_TASK TO COMPLETE:_ The listing below should be written out exactly; please include all of it.

═══ RECORDS TO PROCESS

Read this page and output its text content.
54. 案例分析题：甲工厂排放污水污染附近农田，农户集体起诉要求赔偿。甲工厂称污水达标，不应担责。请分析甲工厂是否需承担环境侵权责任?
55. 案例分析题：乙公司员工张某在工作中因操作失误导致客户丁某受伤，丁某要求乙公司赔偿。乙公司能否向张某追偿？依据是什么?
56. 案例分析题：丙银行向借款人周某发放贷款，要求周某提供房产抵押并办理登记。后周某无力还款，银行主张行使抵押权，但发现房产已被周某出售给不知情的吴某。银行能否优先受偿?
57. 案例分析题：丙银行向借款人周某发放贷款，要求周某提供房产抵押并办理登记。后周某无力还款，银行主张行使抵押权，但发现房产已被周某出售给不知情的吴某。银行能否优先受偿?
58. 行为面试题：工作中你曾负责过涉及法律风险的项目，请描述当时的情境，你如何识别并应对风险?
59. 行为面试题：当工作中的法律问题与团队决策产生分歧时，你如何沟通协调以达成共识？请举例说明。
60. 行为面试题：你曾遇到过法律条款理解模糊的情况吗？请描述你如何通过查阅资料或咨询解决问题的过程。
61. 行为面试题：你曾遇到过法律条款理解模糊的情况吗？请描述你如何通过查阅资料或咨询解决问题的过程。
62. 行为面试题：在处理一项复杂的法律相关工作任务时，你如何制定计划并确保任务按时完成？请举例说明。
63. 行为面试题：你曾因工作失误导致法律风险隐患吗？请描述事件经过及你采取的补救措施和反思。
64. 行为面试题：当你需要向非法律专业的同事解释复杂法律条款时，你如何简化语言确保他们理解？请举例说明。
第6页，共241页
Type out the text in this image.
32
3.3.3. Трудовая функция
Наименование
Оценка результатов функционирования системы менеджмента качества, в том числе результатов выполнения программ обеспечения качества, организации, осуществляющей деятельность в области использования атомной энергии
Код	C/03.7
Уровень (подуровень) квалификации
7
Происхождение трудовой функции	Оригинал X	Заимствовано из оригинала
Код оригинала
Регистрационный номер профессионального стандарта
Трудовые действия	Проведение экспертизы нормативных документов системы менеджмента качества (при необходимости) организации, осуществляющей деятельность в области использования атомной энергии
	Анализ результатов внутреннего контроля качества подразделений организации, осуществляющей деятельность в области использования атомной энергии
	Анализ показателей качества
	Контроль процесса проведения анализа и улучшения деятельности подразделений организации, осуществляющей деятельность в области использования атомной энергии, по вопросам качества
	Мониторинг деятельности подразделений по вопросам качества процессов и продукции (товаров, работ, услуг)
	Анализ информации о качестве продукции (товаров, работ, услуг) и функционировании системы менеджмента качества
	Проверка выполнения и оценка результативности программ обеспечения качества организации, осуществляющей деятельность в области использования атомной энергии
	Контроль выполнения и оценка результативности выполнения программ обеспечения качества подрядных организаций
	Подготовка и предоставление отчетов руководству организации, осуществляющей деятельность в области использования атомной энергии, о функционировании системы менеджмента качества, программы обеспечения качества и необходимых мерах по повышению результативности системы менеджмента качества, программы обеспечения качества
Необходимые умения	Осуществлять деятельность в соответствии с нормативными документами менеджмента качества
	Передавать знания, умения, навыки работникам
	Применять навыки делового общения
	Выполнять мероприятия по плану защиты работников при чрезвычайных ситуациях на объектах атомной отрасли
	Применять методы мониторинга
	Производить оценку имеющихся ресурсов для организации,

══════

_SOLVED EXERCISE:_
Read this page and output its text content.
54. 案例分析题：甲工厂排放污水污染附近农田，农户集体起诉要求赔偿。甲工厂称污水达标，不应担责。请分析甲工厂是否需承担环境侵权责任?
55. 案例分析题：乙公司员工张某在工作中因操作失误导致客户丁某受伤，丁某要求乙公司赔偿。乙公司能否向张某追偿？依据是什么?
56. 案例分析题：丙银行向借款人周某发放贷款，要求周某提供房产抵押并办理登记。后周某无力还款，银行主张行使抵押权，但发现房产已被周某出售给不知情的吴某。银行能否优先受偿?
57. 案例分析题：丙银行向借款人周某发放贷款，要求周某提供房产抵押并办理登记。后周某无力还款，银行主张行使抵押权，但发现房产已被周某出售给不知情的吴某。银行能否优先受偿?
58. 行为面试题：工作中你曾负责过涉及法律风险的项目，请描述当时的情境，你如何识别并应对风险?
59. 行为面试题：当工作中的法律问题与团队决策产生分歧时，你如何沟通协调以达成共识？请举例说明。
60. 行为面试题：你曾遇到过法律条款理解模糊的情况吗？请描述你如何通过查阅资料或咨询解决问题的过程。
61. 行为面试题：你曾遇到过法律条款理解模糊的情况吗？请描述你如何通过查阅资料或咨询解决问题的过程。
62. 行为面试题：在处理一项复杂的法律相关工作任务时，你如何制定计划并确保任务按时完成？请举例说明。
63. 行为面试题：你曾因工作失误导致法律风险隐患吗？请描述事件经过及你采取的补救措施和反思。
64. 行为面试题：当你需要向非法律专业的同事解释复杂法律条款时，你如何简化语言确保他们理解？请举例说明。
第6页，共241页
Type out the text in this image.
32
3.3.3. Трудовая функция
Наименование
Оценка результатов функционирования системы менеджмента качества, в том числе результатов выполнения программ обеспечения качества, организации, осуществляющей деятельность в области использования атомной энергии
Код	C/03.7
Уровень (подуровень) квалификации
7
Происхождение трудовой функции	Оригинал X	Заимствовано из оригинала
Код оригинала
Регистрационный номер профессионального стандарта
Трудовые действия	Проведение экспертизы нормативных документов системы менеджмента качества (при необходимости) организации, осуществляющей деятельность в области использования атомной энергии
	Анализ результатов внутреннего контроля качества подразделений организации, осуществляющей деятельность в области использования атомной энергии
	Анализ показателей качества
	Контроль процесса проведения анализа и улучшения деятельности подразделений организации, осуществляющей деятельность в области использования атомной энергии, по вопросам качества
	Мониторинг деятельности подразделений по вопросам качества процессов и продукции (товаров, работ, услуг)
	Анализ информации о качестве продукции (товаров, работ, услуг) и функционировании системы менеджмента качества
	Проверка выполнения и оценка результативности программ обеспечения качества организации, осуществляющей деятельность в области использования атомной энергии
	Контроль выполнения и оценка результативности выполнения программ обеспечения качества подрядных организаций
	Подготовка и предоставление отчетов руководству организации, осуществляющей деятельность в области использования атомной энергии, о функционировании системы менеджмента качества, программы обеспечения качества и необходимых мерах по повышению результативности системы менеджмента качества, программы обеспечения качества
Необходимые умения	Осуществлять деятельность в соответствии с нормативными документами менеджмента качества
	Передавать знания, умения, навыки работникам
	Применять навыки делового общения
	Выполнять мероприятия по плану защиты работников при чрезвычайных ситуациях на объектах атомной отрасли
	Применять методы мониторинга
	Производить оценку имеющихся ресурсов для организации,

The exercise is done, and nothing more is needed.